Task instructions:
The entries below should be output exactly as written.

Data items
######

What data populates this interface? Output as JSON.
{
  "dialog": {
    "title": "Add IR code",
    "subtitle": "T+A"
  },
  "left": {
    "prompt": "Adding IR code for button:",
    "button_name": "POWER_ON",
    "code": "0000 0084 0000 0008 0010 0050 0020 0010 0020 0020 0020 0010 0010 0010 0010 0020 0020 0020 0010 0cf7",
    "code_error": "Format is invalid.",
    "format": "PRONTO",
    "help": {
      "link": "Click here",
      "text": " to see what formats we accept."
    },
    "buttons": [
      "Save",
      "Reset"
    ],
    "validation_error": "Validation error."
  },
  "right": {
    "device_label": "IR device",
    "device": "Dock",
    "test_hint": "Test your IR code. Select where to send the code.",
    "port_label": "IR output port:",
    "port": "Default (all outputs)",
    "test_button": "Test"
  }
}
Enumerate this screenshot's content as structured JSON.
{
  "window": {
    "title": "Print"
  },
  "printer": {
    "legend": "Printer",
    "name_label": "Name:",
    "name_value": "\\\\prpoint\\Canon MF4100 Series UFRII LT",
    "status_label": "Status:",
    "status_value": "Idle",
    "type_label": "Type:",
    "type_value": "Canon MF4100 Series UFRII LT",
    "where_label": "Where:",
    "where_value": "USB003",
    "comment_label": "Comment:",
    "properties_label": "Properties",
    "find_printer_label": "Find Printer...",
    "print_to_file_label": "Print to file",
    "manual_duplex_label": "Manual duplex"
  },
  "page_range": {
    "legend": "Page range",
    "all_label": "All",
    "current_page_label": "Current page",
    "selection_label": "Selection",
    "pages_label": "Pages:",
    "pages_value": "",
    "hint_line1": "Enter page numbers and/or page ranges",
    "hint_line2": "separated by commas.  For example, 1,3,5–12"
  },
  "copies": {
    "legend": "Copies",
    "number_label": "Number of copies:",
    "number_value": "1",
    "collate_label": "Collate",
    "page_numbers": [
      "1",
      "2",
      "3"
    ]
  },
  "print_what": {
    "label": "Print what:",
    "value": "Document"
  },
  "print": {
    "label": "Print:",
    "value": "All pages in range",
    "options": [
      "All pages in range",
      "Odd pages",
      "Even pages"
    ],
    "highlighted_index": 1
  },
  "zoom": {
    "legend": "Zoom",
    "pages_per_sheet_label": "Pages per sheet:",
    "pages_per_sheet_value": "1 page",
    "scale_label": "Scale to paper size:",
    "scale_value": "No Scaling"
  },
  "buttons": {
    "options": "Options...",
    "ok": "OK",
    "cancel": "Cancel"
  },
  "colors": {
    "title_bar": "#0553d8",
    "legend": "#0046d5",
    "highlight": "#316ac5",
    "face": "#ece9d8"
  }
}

######

The result:
What data populates this interface? Output as JSON.
{
  "dialog": {
    "title": "Add IR code",
    "subtitle": "T+A"
  },
  "left": {
    "prompt": "Adding IR code for button:",
    "button_name": "POWER_ON",
    "code": "0000 0084 0000 0008 0010 0050 0020 0010 0020 0020 0020 0010 0010 0010 0010 0020 0020 0020 0010 0cf7",
    "code_error": "Format is invalid.",
    "format": "PRONTO",
    "help": {
      "link": "Click here",
      "text": " to see what formats we accept."
    },
    "buttons": [
      "Save",
      "Reset"
    ],
    "validation_error": "Validation error."
  },
  "right": {
    "device_label": "IR device",
    "device": "Dock",
    "test_hint": "Test your IR code. Select where to send the code.",
    "port_label": "IR output port:",
    "port": "Default (all outputs)",
    "test_button": "Test"
  }
}
Enumerate this screenshot's content as structured JSON.
{
  "window": {
    "title": "Print"
  },
  "printer": {
    "legend": "Printer",
    "name_label": "Name:",
    "name_value": "\\\\prpoint\\Canon MF4100 Series UFRII LT",
    "status_label": "Status:",
    "status_value": "Idle",
    "type_label": "Type:",
    "type_value": "Canon MF4100 Series UFRII LT",
    "where_label": "Where:",
    "where_value": "USB003",
    "comment_label": "Comment:",
    "properties_label": "Properties",
    "find_printer_label": "Find Printer...",
    "print_to_file_label": "Print to file",
    "manual_duplex_label": "Manual duplex"
  },
  "page_range": {
    "legend": "Page range",
    "all_label": "All",
    "current_page_label": "Current page",
    "selection_label": "Selection",
    "pages_label": "Pages:",
    "pages_value": "",
    "hint_line1": "Enter page numbers and/or page ranges",
    "hint_line2": "separated by commas.  For example, 1,3,5–12"
  },
  "copies": {
    "legend": "Copies",
    "number_label": "Number of copies:",
    "number_value": "1",
    "collate_label": "Collate",
    "page_numbers": [
      "1",
      "2",
      "3"
    ]
  },
  "print_what": {
    "label": "Print what:",
    "value": "Document"
  },
  "print": {
    "label": "Print:",
    "value": "All pages in range",
    "options": [
      "All pages in range",
      "Odd pages",
      "Even pages"
    ],
    "highlighted_index": 1
  },
  "zoom": {
    "legend": "Zoom",
    "pages_per_sheet_label": "Pages per sheet:",
    "pages_per_sheet_value": "1 page",
    "scale_label": "Scale to paper size:",
    "scale_value": "No Scaling"
  },
  "buttons": {
    "options": "Options...",
    "ok": "OK",
    "cancel": "Cancel"
  },
  "colors": {
    "title_bar": "#0553d8",
    "legend": "#0046d5",
    "highlight": "#316ac5",
    "face": "#ece9d8"
  }
}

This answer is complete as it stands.